**What is needed**
Return the full listing exactly as it is written.

.....

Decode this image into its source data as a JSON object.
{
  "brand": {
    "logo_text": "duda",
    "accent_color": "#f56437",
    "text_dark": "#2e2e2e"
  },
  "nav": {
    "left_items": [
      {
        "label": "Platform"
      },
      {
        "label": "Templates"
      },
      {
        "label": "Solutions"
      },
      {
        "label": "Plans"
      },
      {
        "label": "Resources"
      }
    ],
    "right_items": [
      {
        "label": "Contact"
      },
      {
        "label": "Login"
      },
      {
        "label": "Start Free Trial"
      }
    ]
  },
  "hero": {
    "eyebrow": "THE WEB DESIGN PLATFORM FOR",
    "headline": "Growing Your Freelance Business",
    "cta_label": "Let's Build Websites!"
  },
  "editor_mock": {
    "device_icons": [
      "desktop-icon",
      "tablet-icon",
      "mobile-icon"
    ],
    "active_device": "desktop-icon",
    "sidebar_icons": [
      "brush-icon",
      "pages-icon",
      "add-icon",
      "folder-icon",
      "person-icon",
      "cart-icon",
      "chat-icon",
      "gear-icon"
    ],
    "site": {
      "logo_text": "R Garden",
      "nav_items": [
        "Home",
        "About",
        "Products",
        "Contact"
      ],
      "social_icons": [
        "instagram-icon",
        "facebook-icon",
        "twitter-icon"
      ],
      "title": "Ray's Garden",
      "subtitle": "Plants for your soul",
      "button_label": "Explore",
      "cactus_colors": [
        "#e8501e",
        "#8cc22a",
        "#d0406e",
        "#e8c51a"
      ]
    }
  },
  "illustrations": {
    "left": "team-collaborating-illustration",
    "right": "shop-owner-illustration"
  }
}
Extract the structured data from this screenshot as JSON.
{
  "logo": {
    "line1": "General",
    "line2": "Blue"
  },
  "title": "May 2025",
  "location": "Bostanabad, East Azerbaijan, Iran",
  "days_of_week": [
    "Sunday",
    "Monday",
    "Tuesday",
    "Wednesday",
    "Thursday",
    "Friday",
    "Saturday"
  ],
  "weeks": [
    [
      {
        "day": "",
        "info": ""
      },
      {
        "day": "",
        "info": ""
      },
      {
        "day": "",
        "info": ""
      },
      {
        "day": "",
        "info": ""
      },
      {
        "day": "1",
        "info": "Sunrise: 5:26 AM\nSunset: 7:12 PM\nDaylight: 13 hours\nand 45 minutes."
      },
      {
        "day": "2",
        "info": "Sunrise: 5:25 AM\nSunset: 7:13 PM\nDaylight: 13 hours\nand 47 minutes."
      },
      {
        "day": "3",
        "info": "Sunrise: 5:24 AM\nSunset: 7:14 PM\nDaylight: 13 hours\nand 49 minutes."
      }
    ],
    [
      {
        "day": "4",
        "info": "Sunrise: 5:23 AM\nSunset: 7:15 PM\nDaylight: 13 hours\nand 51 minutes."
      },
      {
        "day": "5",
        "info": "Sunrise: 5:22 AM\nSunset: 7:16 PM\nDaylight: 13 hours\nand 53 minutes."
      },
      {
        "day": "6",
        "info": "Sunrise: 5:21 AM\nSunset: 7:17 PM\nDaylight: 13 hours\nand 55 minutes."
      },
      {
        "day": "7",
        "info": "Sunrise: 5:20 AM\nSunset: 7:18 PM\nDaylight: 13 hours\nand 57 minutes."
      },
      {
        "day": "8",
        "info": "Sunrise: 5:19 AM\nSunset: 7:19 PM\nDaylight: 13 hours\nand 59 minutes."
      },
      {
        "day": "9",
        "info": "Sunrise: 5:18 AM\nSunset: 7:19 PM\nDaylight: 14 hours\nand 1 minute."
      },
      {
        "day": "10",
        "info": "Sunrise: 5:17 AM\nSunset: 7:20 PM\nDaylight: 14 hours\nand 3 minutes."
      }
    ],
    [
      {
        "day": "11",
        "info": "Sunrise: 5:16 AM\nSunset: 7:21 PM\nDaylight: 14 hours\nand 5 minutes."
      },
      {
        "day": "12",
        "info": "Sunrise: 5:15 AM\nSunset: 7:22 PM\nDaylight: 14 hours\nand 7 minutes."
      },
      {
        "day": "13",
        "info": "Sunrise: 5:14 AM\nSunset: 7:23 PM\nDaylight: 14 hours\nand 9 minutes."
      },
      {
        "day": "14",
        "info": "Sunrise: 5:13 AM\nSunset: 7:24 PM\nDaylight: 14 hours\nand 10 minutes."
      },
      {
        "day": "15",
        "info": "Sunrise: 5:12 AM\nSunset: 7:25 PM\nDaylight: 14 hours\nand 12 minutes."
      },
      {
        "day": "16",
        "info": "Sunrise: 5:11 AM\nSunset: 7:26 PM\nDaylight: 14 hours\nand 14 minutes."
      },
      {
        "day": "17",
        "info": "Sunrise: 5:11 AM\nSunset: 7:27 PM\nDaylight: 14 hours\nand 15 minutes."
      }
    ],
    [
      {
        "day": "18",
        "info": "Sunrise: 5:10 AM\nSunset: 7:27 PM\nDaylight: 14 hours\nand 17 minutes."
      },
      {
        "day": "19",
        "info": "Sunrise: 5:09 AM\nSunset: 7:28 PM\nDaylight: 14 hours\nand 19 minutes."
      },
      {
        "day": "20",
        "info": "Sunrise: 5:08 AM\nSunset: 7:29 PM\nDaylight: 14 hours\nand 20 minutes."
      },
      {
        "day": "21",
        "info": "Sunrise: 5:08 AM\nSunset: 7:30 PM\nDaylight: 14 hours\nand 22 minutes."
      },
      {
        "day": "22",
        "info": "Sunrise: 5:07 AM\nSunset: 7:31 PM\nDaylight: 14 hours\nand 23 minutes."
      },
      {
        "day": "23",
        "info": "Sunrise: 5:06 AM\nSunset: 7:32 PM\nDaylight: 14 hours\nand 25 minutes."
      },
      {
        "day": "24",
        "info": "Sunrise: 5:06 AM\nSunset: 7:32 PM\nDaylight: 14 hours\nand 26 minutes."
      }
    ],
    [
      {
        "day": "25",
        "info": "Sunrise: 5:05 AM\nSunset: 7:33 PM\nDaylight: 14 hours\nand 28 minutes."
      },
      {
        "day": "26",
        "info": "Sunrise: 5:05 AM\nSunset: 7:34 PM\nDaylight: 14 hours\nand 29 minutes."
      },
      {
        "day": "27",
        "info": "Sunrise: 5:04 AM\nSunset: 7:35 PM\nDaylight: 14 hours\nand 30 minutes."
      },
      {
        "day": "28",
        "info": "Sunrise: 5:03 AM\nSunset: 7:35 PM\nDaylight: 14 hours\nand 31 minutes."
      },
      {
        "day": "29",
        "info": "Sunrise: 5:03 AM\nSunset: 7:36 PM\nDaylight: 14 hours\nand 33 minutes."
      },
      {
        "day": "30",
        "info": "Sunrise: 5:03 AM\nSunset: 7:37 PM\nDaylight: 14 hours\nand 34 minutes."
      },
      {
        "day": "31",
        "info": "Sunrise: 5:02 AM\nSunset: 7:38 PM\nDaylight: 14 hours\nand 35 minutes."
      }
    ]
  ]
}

.....

**Solution**
Decode this image into its source data as a JSON object.
{
  "brand": {
    "logo_text": "duda",
    "accent_color": "#f56437",
    "text_dark": "#2e2e2e"
  },
  "nav": {
    "left_items": [
      {
        "label": "Platform"
      },
      {
        "label": "Templates"
      },
      {
        "label": "Solutions"
      },
      {
        "label": "Plans"
      },
      {
        "label": "Resources"
      }
    ],
    "right_items": [
      {
        "label": "Contact"
      },
      {
        "label": "Login"
      },
      {
        "label": "Start Free Trial"
      }
    ]
  },
  "hero": {
    "eyebrow": "THE WEB DESIGN PLATFORM FOR",
    "headline": "Growing Your Freelance Business",
    "cta_label": "Let's Build Websites!"
  },
  "editor_mock": {
    "device_icons": [
      "desktop-icon",
      "tablet-icon",
      "mobile-icon"
    ],
    "active_device": "desktop-icon",
    "sidebar_icons": [
      "brush-icon",
      "pages-icon",
      "add-icon",
      "folder-icon",
      "person-icon",
      "cart-icon",
      "chat-icon",
      "gear-icon"
    ],
    "site": {
      "logo_text": "R Garden",
      "nav_items": [
        "Home",
        "About",
        "Products",
        "Contact"
      ],
      "social_icons": [
        "instagram-icon",
        "facebook-icon",
        "twitter-icon"
      ],
      "title": "Ray's Garden",
      "subtitle": "Plants for your soul",
      "button_label": "Explore",
      "cactus_colors": [
        "#e8501e",
        "#8cc22a",
        "#d0406e",
        "#e8c51a"
      ]
    }
  },
  "illustrations": {
    "left": "team-collaborating-illustration",
    "right": "shop-owner-illustration"
  }
}
Extract the structured data from this screenshot as JSON.
{
  "logo": {
    "line1": "General",
    "line2": "Blue"
  },
  "title": "May 2025",
  "location": "Bostanabad, East Azerbaijan, Iran",
  "days_of_week": [
    "Sunday",
    "Monday",
    "Tuesday",
    "Wednesday",
    "Thursday",
    "Friday",
    "Saturday"
  ],
  "weeks": [
    [
      {
        "day": "",
        "info": ""
      },
      {
        "day": "",
        "info": ""
      },
      {
        "day": "",
        "info": ""
      },
      {
        "day": "",
        "info": ""
      },
      {
        "day": "1",
        "info": "Sunrise: 5:26 AM\nSunset: 7:12 PM\nDaylight: 13 hours\nand 45 minutes."
      },
      {
        "day": "2",
        "info": "Sunrise: 5:25 AM\nSunset: 7:13 PM\nDaylight: 13 hours\nand 47 minutes."
      },
      {
        "day": "3",
        "info": "Sunrise: 5:24 AM\nSunset: 7:14 PM\nDaylight: 13 hours\nand 49 minutes."
      }
    ],
    [
      {
        "day": "4",
        "info": "Sunrise: 5:23 AM\nSunset: 7:15 PM\nDaylight: 13 hours\nand 51 minutes."
      },
      {
        "day": "5",
        "info": "Sunrise: 5:22 AM\nSunset: 7:16 PM\nDaylight: 13 hours\nand 53 minutes."
      },
      {
        "day": "6",
        "info": "Sunrise: 5:21 AM\nSunset: 7:17 PM\nDaylight: 13 hours\nand 55 minutes."
      },
      {
        "day": "7",
        "info": "Sunrise: 5:20 AM\nSunset: 7:18 PM\nDaylight: 13 hours\nand 57 minutes."
      },
      {
        "day": "8",
        "info": "Sunrise: 5:19 AM\nSunset: 7:19 PM\nDaylight: 13 hours\nand 59 minutes."
      },
      {
        "day": "9",
        "info": "Sunrise: 5:18 AM\nSunset: 7:19 PM\nDaylight: 14 hours\nand 1 minute."
      },
      {
        "day": "10",
        "info": "Sunrise: 5:17 AM\nSunset: 7:20 PM\nDaylight: 14 hours\nand 3 minutes."
      }
    ],
    [
      {
        "day": "11",
        "info": "Sunrise: 5:16 AM\nSunset: 7:21 PM\nDaylight: 14 hours\nand 5 minutes."
      },
      {
        "day": "12",
        "info": "Sunrise: 5:15 AM\nSunset: 7:22 PM\nDaylight: 14 hours\nand 7 minutes."
      },
      {
        "day": "13",
        "info": "Sunrise: 5:14 AM\nSunset: 7:23 PM\nDaylight: 14 hours\nand 9 minutes."
      },
      {
        "day": "14",
        "info": "Sunrise: 5:13 AM\nSunset: 7:24 PM\nDaylight: 14 hours\nand 10 minutes."
      },
      {
        "day": "15",
        "info": "Sunrise: 5:12 AM\nSunset: 7:25 PM\nDaylight: 14 hours\nand 12 minutes."
      },
      {
        "day": "16",
        "info": "Sunrise: 5:11 AM\nSunset: 7:26 PM\nDaylight: 14 hours\nand 14 minutes."
      },
      {
        "day": "17",
        "info": "Sunrise: 5:11 AM\nSunset: 7:27 PM\nDaylight: 14 hours\nand 15 minutes."
      }
    ],
    [
      {
        "day": "18",
        "info": "Sunrise: 5:10 AM\nSunset: 7:27 PM\nDaylight: 14 hours\nand 17 minutes."
      },
      {
        "day": "19",
        "info": "Sunrise: 5:09 AM\nSunset: 7:28 PM\nDaylight: 14 hours\nand 19 minutes."
      },
      {
        "day": "20",
        "info": "Sunrise: 5:08 AM\nSunset: 7:29 PM\nDaylight: 14 hours\nand 20 minutes."
      },
      {
        "day": "21",
        "info": "Sunrise: 5:08 AM\nSunset: 7:30 PM\nDaylight: 14 hours\nand 22 minutes."
      },
      {
        "day": "22",
        "info": "Sunrise: 5:07 AM\nSunset: 7:31 PM\nDaylight: 14 hours\nand 23 minutes."
      },
      {
        "day": "23",
        "info": "Sunrise: 5:06 AM\nSunset: 7:32 PM\nDaylight: 14 hours\nand 25 minutes."
      },
      {
        "day": "24",
        "info": "Sunrise: 5:06 AM\nSunset: 7:32 PM\nDaylight: 14 hours\nand 26 minutes."
      }
    ],
    [
      {
        "day": "25",
        "info": "Sunrise: 5:05 AM\nSunset: 7:33 PM\nDaylight: 14 hours\nand 28 minutes."
      },
      {
        "day": "26",
        "info": "Sunrise: 5:05 AM\nSunset: 7:34 PM\nDaylight: 14 hours\nand 29 minutes."
      },
      {
        "day": "27",
        "info": "Sunrise: 5:04 AM\nSunset: 7:35 PM\nDaylight: 14 hours\nand 30 minutes."
      },
      {
        "day": "28",
        "info": "Sunrise: 5:03 AM\nSunset: 7:35 PM\nDaylight: 14 hours\nand 31 minutes."
      },
      {
        "day": "29",
        "info": "Sunrise: 5:03 AM\nSunset: 7:36 PM\nDaylight: 14 hours\nand 33 minutes."
      },
      {
        "day": "30",
        "info": "Sunrise: 5:03 AM\nSunset: 7:37 PM\nDaylight: 14 hours\nand 34 minutes."
      },
      {
        "day": "31",
        "info": "Sunrise: 5:02 AM\nSunset: 7:38 PM\nDaylight: 14 hours\nand 35 minutes."
      }
    ]
  ]
}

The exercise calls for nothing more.